'''

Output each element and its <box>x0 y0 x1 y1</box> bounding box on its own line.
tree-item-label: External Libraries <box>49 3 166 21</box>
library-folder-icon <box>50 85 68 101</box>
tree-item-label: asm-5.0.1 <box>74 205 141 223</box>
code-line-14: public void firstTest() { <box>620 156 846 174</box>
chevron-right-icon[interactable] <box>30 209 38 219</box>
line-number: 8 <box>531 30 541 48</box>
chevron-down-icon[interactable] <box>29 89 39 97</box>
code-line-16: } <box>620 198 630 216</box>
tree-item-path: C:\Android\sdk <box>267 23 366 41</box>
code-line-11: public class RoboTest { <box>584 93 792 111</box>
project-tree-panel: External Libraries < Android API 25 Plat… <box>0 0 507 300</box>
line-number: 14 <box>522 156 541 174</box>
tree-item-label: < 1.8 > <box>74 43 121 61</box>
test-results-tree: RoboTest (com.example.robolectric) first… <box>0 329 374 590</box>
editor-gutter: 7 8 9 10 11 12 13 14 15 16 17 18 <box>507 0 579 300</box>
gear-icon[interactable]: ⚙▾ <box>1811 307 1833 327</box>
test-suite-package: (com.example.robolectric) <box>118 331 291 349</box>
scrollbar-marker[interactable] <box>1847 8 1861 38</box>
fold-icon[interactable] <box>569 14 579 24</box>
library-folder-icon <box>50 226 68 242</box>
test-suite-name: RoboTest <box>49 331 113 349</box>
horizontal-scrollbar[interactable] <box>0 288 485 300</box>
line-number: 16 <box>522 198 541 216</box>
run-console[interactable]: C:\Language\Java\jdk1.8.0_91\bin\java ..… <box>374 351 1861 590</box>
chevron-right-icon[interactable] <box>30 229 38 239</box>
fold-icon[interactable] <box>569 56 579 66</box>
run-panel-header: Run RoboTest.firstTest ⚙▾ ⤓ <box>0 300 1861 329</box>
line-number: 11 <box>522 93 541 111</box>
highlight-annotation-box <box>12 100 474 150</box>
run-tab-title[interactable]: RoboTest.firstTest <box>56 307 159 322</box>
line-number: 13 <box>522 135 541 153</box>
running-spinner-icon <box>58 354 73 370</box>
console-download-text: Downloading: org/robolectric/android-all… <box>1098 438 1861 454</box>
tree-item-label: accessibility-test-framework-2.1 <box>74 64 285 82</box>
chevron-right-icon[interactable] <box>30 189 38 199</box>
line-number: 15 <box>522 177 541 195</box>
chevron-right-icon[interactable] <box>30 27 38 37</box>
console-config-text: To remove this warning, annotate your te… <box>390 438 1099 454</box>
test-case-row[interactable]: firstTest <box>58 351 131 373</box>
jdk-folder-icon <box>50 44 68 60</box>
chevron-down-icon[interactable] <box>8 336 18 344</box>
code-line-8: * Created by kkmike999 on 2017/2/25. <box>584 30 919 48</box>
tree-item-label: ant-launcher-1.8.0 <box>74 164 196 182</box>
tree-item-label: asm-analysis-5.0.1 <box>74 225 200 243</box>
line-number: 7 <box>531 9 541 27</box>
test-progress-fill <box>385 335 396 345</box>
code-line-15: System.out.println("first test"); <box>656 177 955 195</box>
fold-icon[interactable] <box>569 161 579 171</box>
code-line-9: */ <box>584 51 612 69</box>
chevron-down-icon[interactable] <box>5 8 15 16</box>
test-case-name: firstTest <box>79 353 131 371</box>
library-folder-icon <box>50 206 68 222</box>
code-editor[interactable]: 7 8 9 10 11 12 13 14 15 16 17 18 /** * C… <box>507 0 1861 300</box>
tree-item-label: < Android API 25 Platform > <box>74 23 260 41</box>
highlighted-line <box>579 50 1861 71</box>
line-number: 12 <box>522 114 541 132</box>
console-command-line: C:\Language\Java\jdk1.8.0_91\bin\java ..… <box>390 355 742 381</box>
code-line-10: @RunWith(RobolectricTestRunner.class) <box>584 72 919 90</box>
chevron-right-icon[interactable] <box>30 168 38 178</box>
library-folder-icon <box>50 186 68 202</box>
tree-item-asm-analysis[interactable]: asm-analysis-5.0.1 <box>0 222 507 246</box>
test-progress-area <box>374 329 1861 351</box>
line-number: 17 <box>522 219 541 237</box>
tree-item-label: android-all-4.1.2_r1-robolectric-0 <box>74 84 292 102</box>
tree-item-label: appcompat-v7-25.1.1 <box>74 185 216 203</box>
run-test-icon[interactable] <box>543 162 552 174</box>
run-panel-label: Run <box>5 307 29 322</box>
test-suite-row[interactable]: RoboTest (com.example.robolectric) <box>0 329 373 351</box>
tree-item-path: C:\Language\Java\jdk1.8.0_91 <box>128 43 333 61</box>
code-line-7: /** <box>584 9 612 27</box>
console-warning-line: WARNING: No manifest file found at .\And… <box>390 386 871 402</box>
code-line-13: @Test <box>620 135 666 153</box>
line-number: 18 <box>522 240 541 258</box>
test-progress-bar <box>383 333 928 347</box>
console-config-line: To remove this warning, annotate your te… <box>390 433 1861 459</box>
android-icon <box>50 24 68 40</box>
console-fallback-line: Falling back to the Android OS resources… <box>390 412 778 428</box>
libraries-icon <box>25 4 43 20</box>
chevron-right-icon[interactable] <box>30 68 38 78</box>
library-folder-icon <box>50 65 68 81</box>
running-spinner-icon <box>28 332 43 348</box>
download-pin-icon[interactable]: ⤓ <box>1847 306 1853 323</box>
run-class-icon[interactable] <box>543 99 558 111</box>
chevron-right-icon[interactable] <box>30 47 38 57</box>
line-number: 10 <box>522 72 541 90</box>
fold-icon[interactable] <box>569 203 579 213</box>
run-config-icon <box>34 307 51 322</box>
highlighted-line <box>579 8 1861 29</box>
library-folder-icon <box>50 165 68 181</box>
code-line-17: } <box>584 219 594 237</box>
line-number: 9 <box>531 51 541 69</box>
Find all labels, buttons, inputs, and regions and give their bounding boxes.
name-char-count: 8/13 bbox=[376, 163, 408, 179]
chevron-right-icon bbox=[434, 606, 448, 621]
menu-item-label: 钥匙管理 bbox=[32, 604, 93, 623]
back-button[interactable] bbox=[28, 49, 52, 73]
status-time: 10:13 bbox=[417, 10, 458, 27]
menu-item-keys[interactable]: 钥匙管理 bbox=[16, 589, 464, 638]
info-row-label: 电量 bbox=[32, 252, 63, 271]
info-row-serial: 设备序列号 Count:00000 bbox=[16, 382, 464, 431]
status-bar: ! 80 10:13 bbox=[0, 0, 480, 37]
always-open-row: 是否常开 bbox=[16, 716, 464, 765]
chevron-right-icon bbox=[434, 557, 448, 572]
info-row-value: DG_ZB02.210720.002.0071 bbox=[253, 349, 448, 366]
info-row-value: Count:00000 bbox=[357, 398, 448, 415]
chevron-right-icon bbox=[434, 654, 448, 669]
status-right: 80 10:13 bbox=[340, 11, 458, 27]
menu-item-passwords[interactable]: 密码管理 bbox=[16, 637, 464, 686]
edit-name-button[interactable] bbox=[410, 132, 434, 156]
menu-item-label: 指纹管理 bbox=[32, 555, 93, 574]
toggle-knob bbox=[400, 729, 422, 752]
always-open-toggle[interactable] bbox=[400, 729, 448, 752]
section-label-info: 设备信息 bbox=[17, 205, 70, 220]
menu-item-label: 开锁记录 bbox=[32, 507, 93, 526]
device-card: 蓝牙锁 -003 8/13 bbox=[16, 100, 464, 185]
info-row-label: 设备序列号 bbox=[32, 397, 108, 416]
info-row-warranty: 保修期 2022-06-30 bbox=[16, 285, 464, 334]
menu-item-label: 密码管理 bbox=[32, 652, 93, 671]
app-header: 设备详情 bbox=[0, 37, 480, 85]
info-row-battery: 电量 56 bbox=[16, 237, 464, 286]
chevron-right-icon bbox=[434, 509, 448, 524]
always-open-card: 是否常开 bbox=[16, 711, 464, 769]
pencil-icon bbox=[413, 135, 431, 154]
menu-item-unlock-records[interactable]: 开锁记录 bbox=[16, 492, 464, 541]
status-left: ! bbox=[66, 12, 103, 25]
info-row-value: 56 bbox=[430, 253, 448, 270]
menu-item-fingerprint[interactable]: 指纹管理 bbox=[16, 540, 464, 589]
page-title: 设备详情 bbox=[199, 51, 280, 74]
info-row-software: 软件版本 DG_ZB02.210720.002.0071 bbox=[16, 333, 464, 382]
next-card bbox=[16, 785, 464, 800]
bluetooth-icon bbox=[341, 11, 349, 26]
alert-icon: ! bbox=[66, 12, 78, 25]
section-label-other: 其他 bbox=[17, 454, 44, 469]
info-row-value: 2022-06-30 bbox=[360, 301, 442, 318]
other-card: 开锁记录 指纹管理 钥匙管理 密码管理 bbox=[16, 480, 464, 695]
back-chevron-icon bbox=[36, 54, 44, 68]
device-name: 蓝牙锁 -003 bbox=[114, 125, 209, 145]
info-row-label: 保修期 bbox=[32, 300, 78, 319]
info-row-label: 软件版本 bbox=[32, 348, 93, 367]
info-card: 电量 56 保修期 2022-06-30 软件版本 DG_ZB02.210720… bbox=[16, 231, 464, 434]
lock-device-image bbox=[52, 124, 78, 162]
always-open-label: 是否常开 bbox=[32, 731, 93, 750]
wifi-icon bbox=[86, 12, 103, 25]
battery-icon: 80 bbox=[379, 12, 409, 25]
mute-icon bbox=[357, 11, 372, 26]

'''

## DIRECTIVE
Starting at the first line of the listing and ending at the line containing "test-results-tree: RoboTest (com.example.robolectric)", switch "tree-item-label" to "tree-node-label" wherever it appears. Give those lines again with everything else unchanged.

## OUTPUT BELOW
Output each element and its <box>x0 y0 x1 y1</box> bounding box on its own line.
tree-node-label: External Libraries <box>49 3 166 21</box>
library-folder-icon <box>50 85 68 101</box>
tree-node-label: asm-5.0.1 <box>74 205 141 223</box>
code-line-14: public void firstTest() { <box>620 156 846 174</box>
chevron-right-icon[interactable] <box>30 209 38 219</box>
line-number: 8 <box>531 30 541 48</box>
chevron-down-icon[interactable] <box>29 89 39 97</box>
code-line-16: } <box>620 198 630 216</box>
tree-item-path: C:\Android\sdk <box>267 23 366 41</box>
code-line-11: public class RoboTest { <box>584 93 792 111</box>
project-tree-panel: External Libraries < Android API 25 Plat… <box>0 0 507 300</box>
line-number: 14 <box>522 156 541 174</box>
tree-node-label: < 1.8 > <box>74 43 121 61</box>
test-results-tree: RoboTest (com.example.robolectric) first… <box>0 329 374 590</box>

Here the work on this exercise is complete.